◆ WORK TO DO
Please give the listing again, word for word, with nothing left out.

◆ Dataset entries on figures
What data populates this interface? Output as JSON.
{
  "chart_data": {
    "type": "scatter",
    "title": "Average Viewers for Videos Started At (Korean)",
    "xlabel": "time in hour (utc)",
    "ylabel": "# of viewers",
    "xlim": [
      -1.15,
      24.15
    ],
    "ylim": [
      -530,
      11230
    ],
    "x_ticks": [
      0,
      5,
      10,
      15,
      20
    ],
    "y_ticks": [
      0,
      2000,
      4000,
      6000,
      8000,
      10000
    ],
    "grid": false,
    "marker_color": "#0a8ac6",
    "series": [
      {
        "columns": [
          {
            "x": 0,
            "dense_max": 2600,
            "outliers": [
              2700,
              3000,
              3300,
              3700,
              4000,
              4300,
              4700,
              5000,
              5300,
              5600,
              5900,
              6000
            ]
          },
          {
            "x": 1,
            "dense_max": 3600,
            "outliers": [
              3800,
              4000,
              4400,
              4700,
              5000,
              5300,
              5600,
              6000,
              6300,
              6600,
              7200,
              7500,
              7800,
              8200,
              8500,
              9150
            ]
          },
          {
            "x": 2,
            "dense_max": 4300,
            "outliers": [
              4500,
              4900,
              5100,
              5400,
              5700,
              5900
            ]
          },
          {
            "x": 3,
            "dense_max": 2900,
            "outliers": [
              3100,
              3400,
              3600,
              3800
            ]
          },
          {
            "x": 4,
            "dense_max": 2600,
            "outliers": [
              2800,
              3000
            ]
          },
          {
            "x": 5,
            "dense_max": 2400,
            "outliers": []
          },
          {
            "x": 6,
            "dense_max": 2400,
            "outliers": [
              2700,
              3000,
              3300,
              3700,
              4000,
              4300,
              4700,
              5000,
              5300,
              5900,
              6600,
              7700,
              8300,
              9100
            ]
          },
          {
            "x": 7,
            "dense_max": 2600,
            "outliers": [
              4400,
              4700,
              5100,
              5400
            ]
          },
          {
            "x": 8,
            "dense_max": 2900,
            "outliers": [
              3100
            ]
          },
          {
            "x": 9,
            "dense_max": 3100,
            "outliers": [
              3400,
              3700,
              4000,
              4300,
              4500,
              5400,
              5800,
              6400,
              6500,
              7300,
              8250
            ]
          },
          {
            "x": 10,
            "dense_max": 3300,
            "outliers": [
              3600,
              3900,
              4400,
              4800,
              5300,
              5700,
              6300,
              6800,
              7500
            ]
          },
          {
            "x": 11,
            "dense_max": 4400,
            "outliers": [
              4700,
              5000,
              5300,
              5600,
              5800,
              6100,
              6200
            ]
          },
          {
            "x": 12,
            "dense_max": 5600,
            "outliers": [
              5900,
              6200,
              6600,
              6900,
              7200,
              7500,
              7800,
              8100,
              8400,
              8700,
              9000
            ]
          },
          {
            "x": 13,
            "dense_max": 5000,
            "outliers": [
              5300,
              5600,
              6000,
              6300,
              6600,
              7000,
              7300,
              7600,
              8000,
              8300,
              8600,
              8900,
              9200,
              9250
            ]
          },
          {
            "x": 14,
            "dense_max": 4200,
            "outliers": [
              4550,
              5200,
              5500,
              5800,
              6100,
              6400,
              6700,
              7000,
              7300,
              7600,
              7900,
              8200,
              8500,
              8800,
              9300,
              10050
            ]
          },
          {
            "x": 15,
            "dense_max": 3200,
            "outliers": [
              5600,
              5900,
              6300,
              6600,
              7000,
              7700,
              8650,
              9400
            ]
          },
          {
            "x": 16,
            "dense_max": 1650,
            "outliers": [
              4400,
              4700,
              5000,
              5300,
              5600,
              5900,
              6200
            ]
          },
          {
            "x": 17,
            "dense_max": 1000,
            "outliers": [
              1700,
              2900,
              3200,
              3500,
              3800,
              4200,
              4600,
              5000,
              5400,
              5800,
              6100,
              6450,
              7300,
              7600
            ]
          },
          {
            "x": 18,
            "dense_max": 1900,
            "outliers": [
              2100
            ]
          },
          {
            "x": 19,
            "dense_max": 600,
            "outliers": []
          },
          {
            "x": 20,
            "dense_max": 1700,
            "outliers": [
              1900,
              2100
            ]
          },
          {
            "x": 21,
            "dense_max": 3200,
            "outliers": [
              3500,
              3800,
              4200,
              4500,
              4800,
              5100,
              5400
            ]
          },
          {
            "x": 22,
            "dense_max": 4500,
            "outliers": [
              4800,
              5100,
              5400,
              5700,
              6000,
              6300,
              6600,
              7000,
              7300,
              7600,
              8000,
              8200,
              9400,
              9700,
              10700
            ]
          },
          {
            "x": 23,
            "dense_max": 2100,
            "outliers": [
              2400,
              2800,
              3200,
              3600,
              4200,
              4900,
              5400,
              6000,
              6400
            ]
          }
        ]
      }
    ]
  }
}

◆ TASK RESPONSE
What data populates this interface? Output as JSON.
{
  "chart_data": {
    "type": "scatter",
    "title": "Average Viewers for Videos Started At (Korean)",
    "xlabel": "time in hour (utc)",
    "ylabel": "# of viewers",
    "xlim": [
      -1.15,
      24.15
    ],
    "ylim": [
      -530,
      11230
    ],
    "x_ticks": [
      0,
      5,
      10,
      15,
      20
    ],
    "y_ticks": [
      0,
      2000,
      4000,
      6000,
      8000,
      10000
    ],
    "grid": false,
    "marker_color": "#0a8ac6",
    "series": [
      {
        "columns": [
          {
            "x": 0,
            "dense_max": 2600,
            "outliers": [
              2700,
              3000,
              3300,
              3700,
              4000,
              4300,
              4700,
              5000,
              5300,
              5600,
              5900,
              6000
            ]
          },
          {
            "x": 1,
            "dense_max": 3600,
            "outliers": [
              3800,
              4000,
              4400,
              4700,
              5000,
              5300,
              5600,
              6000,
              6300,
              6600,
              7200,
              7500,
              7800,
              8200,
              8500,
              9150
            ]
          },
          {
            "x": 2,
            "dense_max": 4300,
            "outliers": [
              4500,
              4900,
              5100,
              5400,
              5700,
              5900
            ]
          },
          {
            "x": 3,
            "dense_max": 2900,
            "outliers": [
              3100,
              3400,
              3600,
              3800
            ]
          },
          {
            "x": 4,
            "dense_max": 2600,
            "outliers": [
              2800,
              3000
            ]
          },
          {
            "x": 5,
            "dense_max": 2400,
            "outliers": []
          },
          {
            "x": 6,
            "dense_max": 2400,
            "outliers": [
              2700,
              3000,
              3300,
              3700,
              4000,
              4300,
              4700,
              5000,
              5300,
              5900,
              6600,
              7700,
              8300,
              9100
            ]
          },
          {
            "x": 7,
            "dense_max": 2600,
            "outliers": [
              4400,
              4700,
              5100,
              5400
            ]
          },
          {
            "x": 8,
            "dense_max": 2900,
            "outliers": [
              3100
            ]
          },
          {
            "x": 9,
            "dense_max": 3100,
            "outliers": [
              3400,
              3700,
              4000,
              4300,
              4500,
              5400,
              5800,
              6400,
              6500,
              7300,
              8250
            ]
          },
          {
            "x": 10,
            "dense_max": 3300,
            "outliers": [
              3600,
              3900,
              4400,
              4800,
              5300,
              5700,
              6300,
              6800,
              7500
            ]
          },
          {
            "x": 11,
            "dense_max": 4400,
            "outliers": [
              4700,
              5000,
              5300,
              5600,
              5800,
              6100,
              6200
            ]
          },
          {
            "x": 12,
            "dense_max": 5600,
            "outliers": [
              5900,
              6200,
              6600,
              6900,
              7200,
              7500,
              7800,
              8100,
              8400,
              8700,
              9000
            ]
          },
          {
            "x": 13,
            "dense_max": 5000,
            "outliers": [
              5300,
              5600,
              6000,
              6300,
              6600,
              7000,
              7300,
              7600,
              8000,
              8300,
              8600,
              8900,
              9200,
              9250
            ]
          },
          {
            "x": 14,
            "dense_max": 4200,
            "outliers": [
              4550,
              5200,
              5500,
              5800,
              6100,
              6400,
              6700,
              7000,
              7300,
              7600,
              7900,
              8200,
              8500,
              8800,
              9300,
              10050
            ]
          },
          {
            "x": 15,
            "dense_max": 3200,
            "outliers": [
              5600,
              5900,
              6300,
              6600,
              7000,
              7700,
              8650,
              9400
            ]
          },
          {
            "x": 16,
            "dense_max": 1650,
            "outliers": [
              4400,
              4700,
              5000,
              5300,
              5600,
              5900,
              6200
            ]
          },
          {
            "x": 17,
            "dense_max": 1000,
            "outliers": [
              1700,
              2900,
              3200,
              3500,
              3800,
              4200,
              4600,
              5000,
              5400,
              5800,
              6100,
              6450,
              7300,
              7600
            ]
          },
          {
            "x": 18,
            "dense_max": 1900,
            "outliers": [
              2100
            ]
          },
          {
            "x": 19,
            "dense_max": 600,
            "outliers": []
          },
          {
            "x": 20,
            "dense_max": 1700,
            "outliers": [
              1900,
              2100
            ]
          },
          {
            "x": 21,
            "dense_max": 3200,
            "outliers": [
              3500,
              3800,
              4200,
              4500,
              4800,
              5100,
              5400
            ]
          },
          {
            "x": 22,
            "dense_max": 4500,
            "outliers": [
              4800,
              5100,
              5400,
              5700,
              6000,
              6300,
              6600,
              7000,
              7300,
              7600,
              8000,
              8200,
              9400,
              9700,
              10700
            ]
          },
          {
            "x": 23,
            "dense_max": 2100,
            "outliers": [
              2400,
              2800,
              3200,
              3600,
              4200,
              4900,
              5400,
              6000,
              6400
            ]
          }
        ]
      }
    ]
  }
}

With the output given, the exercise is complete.